You are viewing a plain text version of this content. The canonical link for it is here.

Posted to common-user@hadoop.apache.org by Richard Crowley <ri...@opendns.com> on 2008/04/30 20:48:33 UTC

One-node cluster with DFS on Debian

I have failed to successfully run the grep program from the examples JAR 
   on a one-node cluster running on localhost.  I can successfully run 
the same command with a blank conf/hadoop-site.xml (meaning no DFS), so 
Hadoop itself seems to work.

Here is the conf/hadoop-site.xml I'm using (from 
http://wiki.apache.org/hadoop/GettingStartedWithHadoop):

<?xml version="1.0"?>
<?xml-stylesheet type="text/xsl" href="configuration.xsl"?>
<configuration>
	<property>
		<name>hadoop.tmp.dir</name>
		<value>/tmp/hadoop-${user.name}</value>
	</property>
	<property>
		<name>fs.default.name</name>
		<value>localhost:54310</value>
	</property>
	<property>
		<name>mapred.job.tracker</name>
		<value>localhost:54311</value>
	</property>
	<property>
		<name>dfs.replication</name>
		<value>8</value>
	</property>
	<property>
		<name>mapred.child.java.opts</name>
		<value>-Xmx512m</value>
	</property>
</configuration>

My machine is running Debian Etch and I have tried using both Sun Java 
1.5 and 1.6.  (1.6 from etch-backports.)  For 1.5, my conf/hadoop-env.sh 
file contained the line "".  For 1.6, this line was "export 
JAVA_HOME=/usr/lib/jvm/java-6-sun".

Region annotation records
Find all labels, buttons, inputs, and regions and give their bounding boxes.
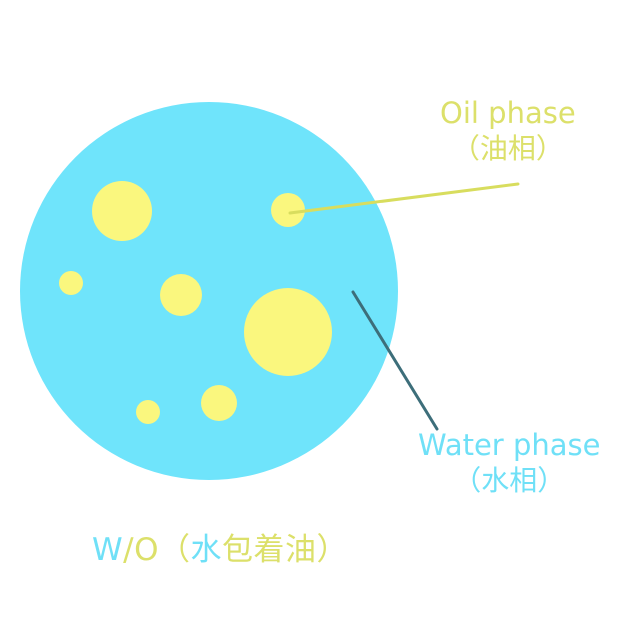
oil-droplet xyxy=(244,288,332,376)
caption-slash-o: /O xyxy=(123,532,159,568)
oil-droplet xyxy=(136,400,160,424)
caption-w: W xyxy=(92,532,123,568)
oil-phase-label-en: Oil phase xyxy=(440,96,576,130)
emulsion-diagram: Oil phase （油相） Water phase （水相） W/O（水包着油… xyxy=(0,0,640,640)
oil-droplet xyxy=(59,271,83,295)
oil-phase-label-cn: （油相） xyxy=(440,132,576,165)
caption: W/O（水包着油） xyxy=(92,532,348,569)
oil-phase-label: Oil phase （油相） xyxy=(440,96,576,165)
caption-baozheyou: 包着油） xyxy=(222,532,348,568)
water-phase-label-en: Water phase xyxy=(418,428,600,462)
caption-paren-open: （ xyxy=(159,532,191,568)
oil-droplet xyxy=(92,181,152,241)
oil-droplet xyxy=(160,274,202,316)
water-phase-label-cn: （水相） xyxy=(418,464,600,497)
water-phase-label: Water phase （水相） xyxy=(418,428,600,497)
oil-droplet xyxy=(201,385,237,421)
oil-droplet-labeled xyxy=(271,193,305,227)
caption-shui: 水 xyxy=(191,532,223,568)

§ **PROBLEM SET**:
1 – In the Hadoop forum post, what value is assigned to the mapred.job.tracker property?
2 – Transcribe the Hadoop forum post, everything from "I have failed" down to "seems to work.".

§ **SET OF ANSWERS**:
1 – localhost:54311

2 –
I have failed to successfully run the grep program from the examples JAR 
   on a one-node cluster running on localhost.  I can successfully run 
the same command with a blank conf/hadoop-site.xml (meaning no DFS), so 
Hadoop itself seems to work.